**Written task**
Write out the whole listing exactly as it stands.

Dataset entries
———
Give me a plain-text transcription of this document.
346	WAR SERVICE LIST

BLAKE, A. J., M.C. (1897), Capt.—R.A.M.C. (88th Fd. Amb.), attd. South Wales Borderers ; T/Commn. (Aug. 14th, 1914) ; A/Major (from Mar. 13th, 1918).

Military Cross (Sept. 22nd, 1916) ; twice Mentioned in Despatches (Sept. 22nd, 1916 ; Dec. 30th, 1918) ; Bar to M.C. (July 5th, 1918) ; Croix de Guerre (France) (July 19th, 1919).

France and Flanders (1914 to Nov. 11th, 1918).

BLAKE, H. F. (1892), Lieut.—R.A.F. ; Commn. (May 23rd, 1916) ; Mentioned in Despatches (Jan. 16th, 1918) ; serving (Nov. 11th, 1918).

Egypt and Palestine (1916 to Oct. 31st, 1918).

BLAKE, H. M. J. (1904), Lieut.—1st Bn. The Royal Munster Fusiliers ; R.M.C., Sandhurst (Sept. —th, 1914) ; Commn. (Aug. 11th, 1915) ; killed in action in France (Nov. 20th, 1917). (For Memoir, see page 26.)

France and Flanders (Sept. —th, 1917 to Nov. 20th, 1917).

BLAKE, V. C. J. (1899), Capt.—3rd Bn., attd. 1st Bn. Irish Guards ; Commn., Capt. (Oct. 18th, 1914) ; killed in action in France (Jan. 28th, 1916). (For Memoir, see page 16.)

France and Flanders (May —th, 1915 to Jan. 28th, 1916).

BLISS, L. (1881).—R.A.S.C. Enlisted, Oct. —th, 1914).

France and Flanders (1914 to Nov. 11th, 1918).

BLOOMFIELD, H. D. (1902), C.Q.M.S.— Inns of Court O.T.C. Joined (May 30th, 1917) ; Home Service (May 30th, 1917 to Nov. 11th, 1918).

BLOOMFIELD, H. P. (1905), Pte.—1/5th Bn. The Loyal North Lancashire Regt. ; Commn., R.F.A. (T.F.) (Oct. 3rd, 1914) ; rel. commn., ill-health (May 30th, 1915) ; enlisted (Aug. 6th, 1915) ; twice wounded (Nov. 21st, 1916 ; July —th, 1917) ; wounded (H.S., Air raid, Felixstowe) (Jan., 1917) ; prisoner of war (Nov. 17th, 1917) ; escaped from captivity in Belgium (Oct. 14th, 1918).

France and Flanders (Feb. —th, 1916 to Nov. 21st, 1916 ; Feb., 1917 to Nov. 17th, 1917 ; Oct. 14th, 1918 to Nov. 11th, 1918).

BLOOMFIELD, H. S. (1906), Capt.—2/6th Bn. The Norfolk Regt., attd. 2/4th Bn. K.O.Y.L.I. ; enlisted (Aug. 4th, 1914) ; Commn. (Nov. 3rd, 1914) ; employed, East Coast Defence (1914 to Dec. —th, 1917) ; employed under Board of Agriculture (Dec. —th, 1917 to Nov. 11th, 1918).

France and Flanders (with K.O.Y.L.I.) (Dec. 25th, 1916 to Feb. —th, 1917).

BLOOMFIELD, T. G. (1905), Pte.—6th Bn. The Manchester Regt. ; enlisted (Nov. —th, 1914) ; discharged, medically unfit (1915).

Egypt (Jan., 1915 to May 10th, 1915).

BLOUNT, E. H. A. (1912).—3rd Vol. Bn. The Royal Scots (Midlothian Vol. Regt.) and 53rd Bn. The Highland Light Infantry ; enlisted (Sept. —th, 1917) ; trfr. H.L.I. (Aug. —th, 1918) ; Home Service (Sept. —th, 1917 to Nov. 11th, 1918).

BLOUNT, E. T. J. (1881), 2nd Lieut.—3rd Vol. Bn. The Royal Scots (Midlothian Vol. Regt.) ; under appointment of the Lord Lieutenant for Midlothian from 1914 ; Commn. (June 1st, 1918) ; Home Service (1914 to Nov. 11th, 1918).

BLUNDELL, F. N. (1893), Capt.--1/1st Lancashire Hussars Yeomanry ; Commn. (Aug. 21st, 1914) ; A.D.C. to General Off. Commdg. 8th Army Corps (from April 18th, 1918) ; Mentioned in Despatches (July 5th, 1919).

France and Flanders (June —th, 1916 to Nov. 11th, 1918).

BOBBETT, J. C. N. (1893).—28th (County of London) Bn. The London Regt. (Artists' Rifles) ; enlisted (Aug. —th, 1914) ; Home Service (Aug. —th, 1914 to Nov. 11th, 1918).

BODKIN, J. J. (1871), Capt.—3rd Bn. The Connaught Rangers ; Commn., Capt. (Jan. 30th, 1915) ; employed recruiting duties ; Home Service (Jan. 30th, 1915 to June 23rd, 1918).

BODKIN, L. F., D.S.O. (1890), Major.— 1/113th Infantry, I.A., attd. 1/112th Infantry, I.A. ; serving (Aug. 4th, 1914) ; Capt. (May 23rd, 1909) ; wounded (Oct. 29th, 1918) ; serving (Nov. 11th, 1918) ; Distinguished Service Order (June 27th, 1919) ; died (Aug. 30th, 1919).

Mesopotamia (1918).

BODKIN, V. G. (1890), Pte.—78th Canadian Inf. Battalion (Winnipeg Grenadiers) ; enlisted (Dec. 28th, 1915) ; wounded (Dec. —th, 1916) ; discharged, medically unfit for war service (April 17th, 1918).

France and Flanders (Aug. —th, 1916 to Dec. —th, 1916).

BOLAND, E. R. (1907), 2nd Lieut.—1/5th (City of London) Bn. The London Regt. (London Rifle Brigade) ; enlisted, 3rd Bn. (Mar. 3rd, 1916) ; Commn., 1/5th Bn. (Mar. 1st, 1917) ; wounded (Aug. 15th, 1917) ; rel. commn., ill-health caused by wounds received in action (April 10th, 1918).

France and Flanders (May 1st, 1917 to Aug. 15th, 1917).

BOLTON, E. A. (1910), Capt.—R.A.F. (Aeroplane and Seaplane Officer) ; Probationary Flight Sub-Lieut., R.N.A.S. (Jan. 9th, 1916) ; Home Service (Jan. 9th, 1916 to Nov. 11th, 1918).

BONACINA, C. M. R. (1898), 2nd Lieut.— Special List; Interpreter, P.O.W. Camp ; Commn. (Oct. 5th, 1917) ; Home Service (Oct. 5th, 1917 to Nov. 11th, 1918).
———
**Completed exercise**
Give me a plain-text transcription of this document.
346	WAR SERVICE LIST

BLAKE, A. J., M.C. (1897), Capt.—R.A.M.C. (88th Fd. Amb.), attd. South Wales Borderers ; T/Commn. (Aug. 14th, 1914) ; A/Major (from Mar. 13th, 1918).

Military Cross (Sept. 22nd, 1916) ; twice Mentioned in Despatches (Sept. 22nd, 1916 ; Dec. 30th, 1918) ; Bar to M.C. (July 5th, 1918) ; Croix de Guerre (France) (July 19th, 1919).

France and Flanders (1914 to Nov. 11th, 1918).

BLAKE, H. F. (1892), Lieut.—R.A.F. ; Commn. (May 23rd, 1916) ; Mentioned in Despatches (Jan. 16th, 1918) ; serving (Nov. 11th, 1918).

Egypt and Palestine (1916 to Oct. 31st, 1918).

BLAKE, H. M. J. (1904), Lieut.—1st Bn. The Royal Munster Fusiliers ; R.M.C., Sandhurst (Sept. —th, 1914) ; Commn. (Aug. 11th, 1915) ; killed in action in France (Nov. 20th, 1917). (For Memoir, see page 26.)

France and Flanders (Sept. —th, 1917 to Nov. 20th, 1917).

BLAKE, V. C. J. (1899), Capt.—3rd Bn., attd. 1st Bn. Irish Guards ; Commn., Capt. (Oct. 18th, 1914) ; killed in action in France (Jan. 28th, 1916). (For Memoir, see page 16.)

France and Flanders (May —th, 1915 to Jan. 28th, 1916).

BLISS, L. (1881).—R.A.S.C. Enlisted, Oct. —th, 1914).

France and Flanders (1914 to Nov. 11th, 1918).

BLOOMFIELD, H. D. (1902), C.Q.M.S.— Inns of Court O.T.C. Joined (May 30th, 1917) ; Home Service (May 30th, 1917 to Nov. 11th, 1918).

BLOOMFIELD, H. P. (1905), Pte.—1/5th Bn. The Loyal North Lancashire Regt. ; Commn., R.F.A. (T.F.) (Oct. 3rd, 1914) ; rel. commn., ill-health (May 30th, 1915) ; enlisted (Aug. 6th, 1915) ; twice wounded (Nov. 21st, 1916 ; July —th, 1917) ; wounded (H.S., Air raid, Felixstowe) (Jan., 1917) ; prisoner of war (Nov. 17th, 1917) ; escaped from captivity in Belgium (Oct. 14th, 1918).

France and Flanders (Feb. —th, 1916 to Nov. 21st, 1916 ; Feb., 1917 to Nov. 17th, 1917 ; Oct. 14th, 1918 to Nov. 11th, 1918).

BLOOMFIELD, H. S. (1906), Capt.—2/6th Bn. The Norfolk Regt., attd. 2/4th Bn. K.O.Y.L.I. ; enlisted (Aug. 4th, 1914) ; Commn. (Nov. 3rd, 1914) ; employed, East Coast Defence (1914 to Dec. —th, 1917) ; employed under Board of Agriculture (Dec. —th, 1917 to Nov. 11th, 1918).

France and Flanders (with K.O.Y.L.I.) (Dec. 25th, 1916 to Feb. —th, 1917).

BLOOMFIELD, T. G. (1905), Pte.—6th Bn. The Manchester Regt. ; enlisted (Nov. —th, 1914) ; discharged, medically unfit (1915).

Egypt (Jan., 1915 to May 10th, 1915).

BLOUNT, E. H. A. (1912).—3rd Vol. Bn. The Royal Scots (Midlothian Vol. Regt.) and 53rd Bn. The Highland Light Infantry ; enlisted (Sept. —th, 1917) ; trfr. H.L.I. (Aug. —th, 1918) ; Home Service (Sept. —th, 1917 to Nov. 11th, 1918).

BLOUNT, E. T. J. (1881), 2nd Lieut.—3rd Vol. Bn. The Royal Scots (Midlothian Vol. Regt.) ; under appointment of the Lord Lieutenant for Midlothian from 1914 ; Commn. (June 1st, 1918) ; Home Service (1914 to Nov. 11th, 1918).

BLUNDELL, F. N. (1893), Capt.--1/1st Lancashire Hussars Yeomanry ; Commn. (Aug. 21st, 1914) ; A.D.C. to General Off. Commdg. 8th Army Corps (from April 18th, 1918) ; Mentioned in Despatches (July 5th, 1919).

France and Flanders (June —th, 1916 to Nov. 11th, 1918).

BOBBETT, J. C. N. (1893).—28th (County of London) Bn. The London Regt. (Artists' Rifles) ; enlisted (Aug. —th, 1914) ; Home Service (Aug. —th, 1914 to Nov. 11th, 1918).

BODKIN, J. J. (1871), Capt.—3rd Bn. The Connaught Rangers ; Commn., Capt. (Jan. 30th, 1915) ; employed recruiting duties ; Home Service (Jan. 30th, 1915 to June 23rd, 1918).

BODKIN, L. F., D.S.O. (1890), Major.— 1/113th Infantry, I.A., attd. 1/112th Infantry, I.A. ; serving (Aug. 4th, 1914) ; Capt. (May 23rd, 1909) ; wounded (Oct. 29th, 1918) ; serving (Nov. 11th, 1918) ; Distinguished Service Order (June 27th, 1919) ; died (Aug. 30th, 1919).

Mesopotamia (1918).

BODKIN, V. G. (1890), Pte.—78th Canadian Inf. Battalion (Winnipeg Grenadiers) ; enlisted (Dec. 28th, 1915) ; wounded (Dec. —th, 1916) ; discharged, medically unfit for war service (April 17th, 1918).

France and Flanders (Aug. —th, 1916 to Dec. —th, 1916).

BOLAND, E. R. (1907), 2nd Lieut.—1/5th (City of London) Bn. The London Regt. (London Rifle Brigade) ; enlisted, 3rd Bn. (Mar. 3rd, 1916) ; Commn., 1/5th Bn. (Mar. 1st, 1917) ; wounded (Aug. 15th, 1917) ; rel. commn., ill-health caused by wounds received in action (April 10th, 1918).

France and Flanders (May 1st, 1917 to Aug. 15th, 1917).

BOLTON, E. A. (1910), Capt.—R.A.F. (Aeroplane and Seaplane Officer) ; Probationary Flight Sub-Lieut., R.N.A.S. (Jan. 9th, 1916) ; Home Service (Jan. 9th, 1916 to Nov. 11th, 1918).

BONACINA, C. M. R. (1898), 2nd Lieut.— Special List; Interpreter, P.O.W. Camp ; Commn. (Oct. 5th, 1917) ; Home Service (Oct. 5th, 1917 to Nov. 11th, 1918).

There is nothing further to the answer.